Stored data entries
--------------------

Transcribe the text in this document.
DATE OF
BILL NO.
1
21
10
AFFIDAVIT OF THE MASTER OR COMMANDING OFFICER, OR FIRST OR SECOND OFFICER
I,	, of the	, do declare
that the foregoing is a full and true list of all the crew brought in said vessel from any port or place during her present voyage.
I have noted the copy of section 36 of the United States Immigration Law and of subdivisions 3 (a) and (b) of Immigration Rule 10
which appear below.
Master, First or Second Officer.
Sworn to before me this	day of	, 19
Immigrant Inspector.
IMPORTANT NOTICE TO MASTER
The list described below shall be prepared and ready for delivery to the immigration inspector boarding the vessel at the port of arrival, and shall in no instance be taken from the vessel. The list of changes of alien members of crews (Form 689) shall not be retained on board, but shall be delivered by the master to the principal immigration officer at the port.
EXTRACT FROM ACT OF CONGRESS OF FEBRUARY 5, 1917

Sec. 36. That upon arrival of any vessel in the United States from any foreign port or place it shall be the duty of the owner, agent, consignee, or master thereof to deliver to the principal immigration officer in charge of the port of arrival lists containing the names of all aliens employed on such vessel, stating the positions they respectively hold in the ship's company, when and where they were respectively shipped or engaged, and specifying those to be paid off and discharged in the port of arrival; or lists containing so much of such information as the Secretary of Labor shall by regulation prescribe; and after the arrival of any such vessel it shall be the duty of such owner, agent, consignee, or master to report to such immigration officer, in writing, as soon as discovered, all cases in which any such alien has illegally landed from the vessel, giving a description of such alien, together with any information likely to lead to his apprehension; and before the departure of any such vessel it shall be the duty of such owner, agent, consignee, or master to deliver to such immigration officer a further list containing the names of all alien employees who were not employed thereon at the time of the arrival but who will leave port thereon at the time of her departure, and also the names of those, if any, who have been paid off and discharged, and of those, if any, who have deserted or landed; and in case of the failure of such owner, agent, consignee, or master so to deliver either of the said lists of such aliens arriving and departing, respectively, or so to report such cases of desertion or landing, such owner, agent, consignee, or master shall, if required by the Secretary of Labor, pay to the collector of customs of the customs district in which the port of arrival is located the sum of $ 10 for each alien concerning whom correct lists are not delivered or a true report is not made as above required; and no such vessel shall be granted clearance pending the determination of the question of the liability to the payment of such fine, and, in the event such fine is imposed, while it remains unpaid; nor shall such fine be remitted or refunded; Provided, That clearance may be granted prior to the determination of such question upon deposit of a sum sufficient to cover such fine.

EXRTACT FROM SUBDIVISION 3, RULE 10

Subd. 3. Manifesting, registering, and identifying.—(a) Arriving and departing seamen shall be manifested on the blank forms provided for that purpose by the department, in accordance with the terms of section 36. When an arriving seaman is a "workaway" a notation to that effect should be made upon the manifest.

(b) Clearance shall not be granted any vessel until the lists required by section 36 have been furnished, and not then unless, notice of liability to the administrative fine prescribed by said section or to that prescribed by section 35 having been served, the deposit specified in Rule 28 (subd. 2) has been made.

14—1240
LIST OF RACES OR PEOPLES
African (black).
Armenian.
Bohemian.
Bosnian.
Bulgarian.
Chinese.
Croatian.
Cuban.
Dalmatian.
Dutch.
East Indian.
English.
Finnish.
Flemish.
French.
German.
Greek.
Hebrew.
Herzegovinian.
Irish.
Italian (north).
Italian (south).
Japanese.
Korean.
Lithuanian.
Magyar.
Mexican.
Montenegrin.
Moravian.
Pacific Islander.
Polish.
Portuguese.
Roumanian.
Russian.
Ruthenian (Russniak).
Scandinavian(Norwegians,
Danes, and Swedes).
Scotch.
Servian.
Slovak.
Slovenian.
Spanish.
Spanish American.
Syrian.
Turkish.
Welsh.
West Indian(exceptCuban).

--------------------

▶ DIRECTIONS FOR THIS TASK:
Above are some records. Print them all exactly.

▶ TASK ANSWER:
Transcribe the text in this document.
DATE OF
BILL NO.
1
21
10
AFFIDAVIT OF THE MASTER OR COMMANDING OFFICER, OR FIRST OR SECOND OFFICER
I,	, of the	, do declare
that the foregoing is a full and true list of all the crew brought in said vessel from any port or place during her present voyage.
I have noted the copy of section 36 of the United States Immigration Law and of subdivisions 3 (a) and (b) of Immigration Rule 10
which appear below.
Master, First or Second Officer.
Sworn to before me this	day of	, 19
Immigrant Inspector.
IMPORTANT NOTICE TO MASTER
The list described below shall be prepared and ready for delivery to the immigration inspector boarding the vessel at the port of arrival, and shall in no instance be taken from the vessel. The list of changes of alien members of crews (Form 689) shall not be retained on board, but shall be delivered by the master to the principal immigration officer at the port.
EXTRACT FROM ACT OF CONGRESS OF FEBRUARY 5, 1917

Sec. 36. That upon arrival of any vessel in the United States from any foreign port or place it shall be the duty of the owner, agent, consignee, or master thereof to deliver to the principal immigration officer in charge of the port of arrival lists containing the names of all aliens employed on such vessel, stating the positions they respectively hold in the ship's company, when and where they were respectively shipped or engaged, and specifying those to be paid off and discharged in the port of arrival; or lists containing so much of such information as the Secretary of Labor shall by regulation prescribe; and after the arrival of any such vessel it shall be the duty of such owner, agent, consignee, or master to report to such immigration officer, in writing, as soon as discovered, all cases in which any such alien has illegally landed from the vessel, giving a description of such alien, together with any information likely to lead to his apprehension; and before the departure of any such vessel it shall be the duty of such owner, agent, consignee, or master to deliver to such immigration officer a further list containing the names of all alien employees who were not employed thereon at the time of the arrival but who will leave port thereon at the time of her departure, and also the names of those, if any, who have been paid off and discharged, and of those, if any, who have deserted or landed; and in case of the failure of such owner, agent, consignee, or master so to deliver either of the said lists of such aliens arriving and departing, respectively, or so to report such cases of desertion or landing, such owner, agent, consignee, or master shall, if required by the Secretary of Labor, pay to the collector of customs of the customs district in which the port of arrival is located the sum of $ 10 for each alien concerning whom correct lists are not delivered or a true report is not made as above required; and no such vessel shall be granted clearance pending the determination of the question of the liability to the payment of such fine, and, in the event such fine is imposed, while it remains unpaid; nor shall such fine be remitted or refunded; Provided, That clearance may be granted prior to the determination of such question upon deposit of a sum sufficient to cover such fine.

EXRTACT FROM SUBDIVISION 3, RULE 10

Subd. 3. Manifesting, registering, and identifying.—(a) Arriving and departing seamen shall be manifested on the blank forms provided for that purpose by the department, in accordance with the terms of section 36. When an arriving seaman is a "workaway" a notation to that effect should be made upon the manifest.

(b) Clearance shall not be granted any vessel until the lists required by section 36 have been furnished, and not then unless, notice of liability to the administrative fine prescribed by said section or to that prescribed by section 35 having been served, the deposit specified in Rule 28 (subd. 2) has been made.

14—1240
LIST OF RACES OR PEOPLES
African (black).
Armenian.
Bohemian.
Bosnian.
Bulgarian.
Chinese.
Croatian.
Cuban.
Dalmatian.
Dutch.
East Indian.
English.
Finnish.
Flemish.
French.
German.
Greek.
Hebrew.
Herzegovinian.
Irish.
Italian (north).
Italian (south).
Japanese.
Korean.
Lithuanian.
Magyar.
Mexican.
Montenegrin.
Moravian.
Pacific Islander.
Polish.
Portuguese.
Roumanian.
Russian.
Ruthenian (Russniak).
Scandinavian(Norwegians,
Danes, and Swedes).
Scotch.
Servian.
Slovak.
Slovenian.
Spanish.
Spanish American.
Syrian.
Turkish.
Welsh.
West Indian(exceptCuban).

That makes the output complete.